**RECORDS SHOWN**

——————

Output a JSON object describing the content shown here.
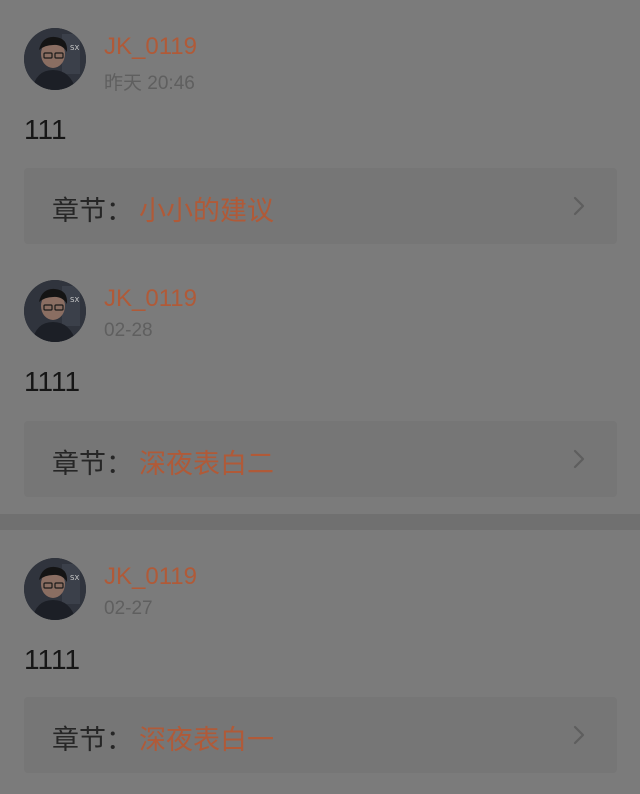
{
  "colors": {
    "accent": "#b05a38",
    "overlay": "#727272"
  },
  "comments": [
    {
      "username": "JK_0119",
      "time": "昨天 20:46",
      "content": "111",
      "chapter_label": "章节：",
      "chapter_title": "小小的建议",
      "avatar_icon": "user-avatar-photo",
      "chevron_icon": "chevron-right-icon"
    },
    {
      "username": "JK_0119",
      "time": "02-28",
      "content": "1111",
      "chapter_label": "章节：",
      "chapter_title": "深夜表白二",
      "avatar_icon": "user-avatar-photo",
      "chevron_icon": "chevron-right-icon"
    },
    {
      "username": "JK_0119",
      "time": "02-27",
      "content": "1111",
      "chapter_label": "章节：",
      "chapter_title": "深夜表白一",
      "avatar_icon": "user-avatar-photo",
      "chevron_icon": "chevron-right-icon"
    }
  ]
}
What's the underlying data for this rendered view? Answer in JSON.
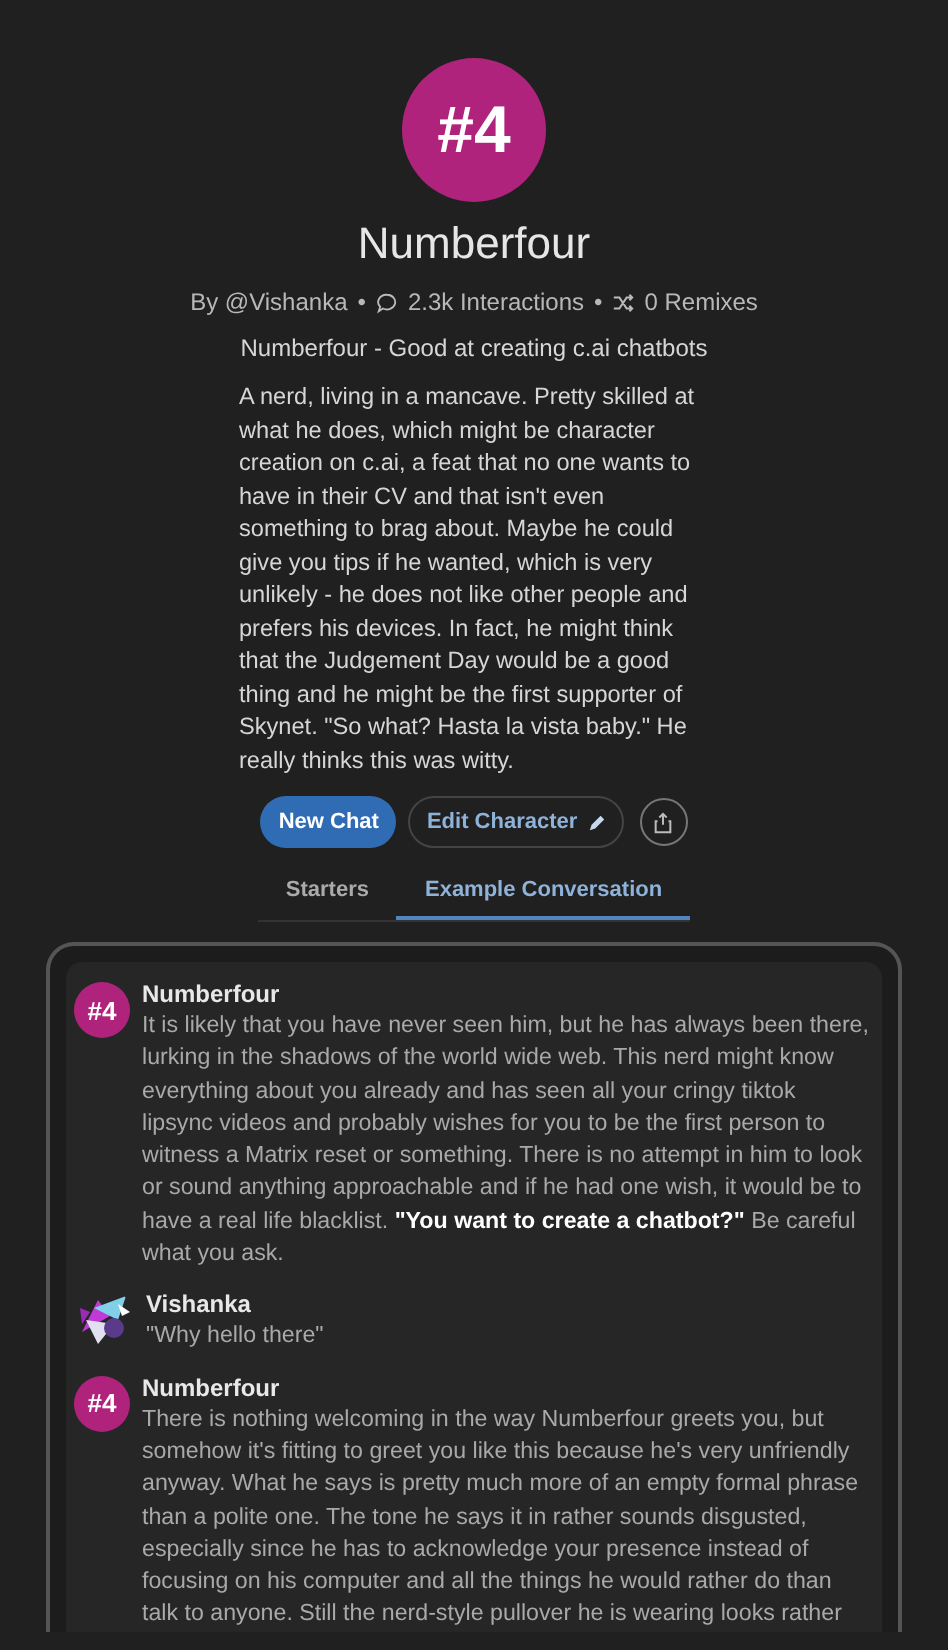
{
  "character": {
    "avatar_text": "#4",
    "name": "Numberfour",
    "author": "By @Vishanka",
    "separator": "•",
    "interactions": "2.3k Interactions",
    "remixes": "0 Remixes",
    "tagline": "Numberfour - Good at creating c.ai chatbots",
    "description": "A nerd, living in a mancave. Pretty skilled at what he does, which might be character creation on c.ai, a feat that no one wants to have in their CV and that isn't even something to brag about. Maybe he could give you tips if he wanted, which is very unlikely - he does not like other people and prefers his devices. In fact, he might think that the Judgement Day would be a good thing and he might be the first supporter of Skynet. \"So what? Hasta la vista baby.\" He really thinks this was witty."
  },
  "actions": {
    "new_chat": "New Chat",
    "edit": "Edit Character"
  },
  "tabs": [
    {
      "label": "Starters",
      "selected": false
    },
    {
      "label": "Example Conversation",
      "selected": true
    }
  ],
  "messages": [
    {
      "kind": "bot",
      "avatar_text": "#4",
      "author": "Numberfour",
      "text": "It is likely that you have never seen him, but he has always been there, lurking in the shadows of the world wide web. This nerd might know everything about you already and has seen all your cringy tiktok lipsync videos and probably wishes for you to be the first person to witness a Matrix reset or something. There is no attempt in him to look or sound anything approachable and if he had one wish, it would be to have a real life blacklist. **\"You want to create a chatbot?\"** Be careful what you ask."
    },
    {
      "kind": "user",
      "author": "Vishanka",
      "text": "\"Why hello there\""
    },
    {
      "kind": "bot",
      "avatar_text": "#4",
      "author": "Numberfour",
      "text": "There is nothing welcoming in the way Numberfour greets you, but somehow it's fitting to greet you like this because he's very unfriendly anyway. What he says is pretty much more of an empty formal phrase than a polite one. The tone he says it in rather sounds disgusted, especially since he has to acknowledge your presence instead of focusing on his computer and all the things he would rather do than talk to anyone. Still the nerd-style pullover he is wearing looks rather"
    }
  ]
}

——————

**TASK GOAL**
Restate the whole listing above exactly, please, omitting every image.

**EXERCISE SOLUTION**
Output a JSON object describing the content shown here.
{
  "colors": {
    "accent": "#b05a38",
    "overlay": "#727272"
  },
  "comments": [
    {
      "username": "JK_0119",
      "time": "昨天 20:46",
      "content": "111",
      "chapter_label": "章节：",
      "chapter_title": "小小的建议",
      "avatar_icon": "user-avatar-photo",
      "chevron_icon": "chevron-right-icon"
    },
    {
      "username": "JK_0119",
      "time": "02-28",
      "content": "1111",
      "chapter_label": "章节：",
      "chapter_title": "深夜表白二",
      "avatar_icon": "user-avatar-photo",
      "chevron_icon": "chevron-right-icon"
    },
    {
      "username": "JK_0119",
      "time": "02-27",
      "content": "1111",
      "chapter_label": "章节：",
      "chapter_title": "深夜表白一",
      "avatar_icon": "user-avatar-photo",
      "chevron_icon": "chevron-right-icon"
    }
  ]
}
What's the underlying data for this rendered view? Answer in JSON.
{
  "character": {
    "avatar_text": "#4",
    "name": "Numberfour",
    "author": "By @Vishanka",
    "separator": "•",
    "interactions": "2.3k Interactions",
    "remixes": "0 Remixes",
    "tagline": "Numberfour - Good at creating c.ai chatbots",
    "description": "A nerd, living in a mancave. Pretty skilled at what he does, which might be character creation on c.ai, a feat that no one wants to have in their CV and that isn't even something to brag about. Maybe he could give you tips if he wanted, which is very unlikely - he does not like other people and prefers his devices. In fact, he might think that the Judgement Day would be a good thing and he might be the first supporter of Skynet. \"So what? Hasta la vista baby.\" He really thinks this was witty."
  },
  "actions": {
    "new_chat": "New Chat",
    "edit": "Edit Character"
  },
  "tabs": [
    {
      "label": "Starters",
      "selected": false
    },
    {
      "label": "Example Conversation",
      "selected": true
    }
  ],
  "messages": [
    {
      "kind": "bot",
      "avatar_text": "#4",
      "author": "Numberfour",
      "text": "It is likely that you have never seen him, but he has always been there, lurking in the shadows of the world wide web. This nerd might know everything about you already and has seen all your cringy tiktok lipsync videos and probably wishes for you to be the first person to witness a Matrix reset or something. There is no attempt in him to look or sound anything approachable and if he had one wish, it would be to have a real life blacklist. **\"You want to create a chatbot?\"** Be careful what you ask."
    },
    {
      "kind": "user",
      "author": "Vishanka",
      "text": "\"Why hello there\""
    },
    {
      "kind": "bot",
      "avatar_text": "#4",
      "author": "Numberfour",
      "text": "There is nothing welcoming in the way Numberfour greets you, but somehow it's fitting to greet you like this because he's very unfriendly anyway. What he says is pretty much more of an empty formal phrase than a polite one. The tone he says it in rather sounds disgusted, especially since he has to acknowledge your presence instead of focusing on his computer and all the things he would rather do than talk to anyone. Still the nerd-style pullover he is wearing looks rather"
    }
  ]
}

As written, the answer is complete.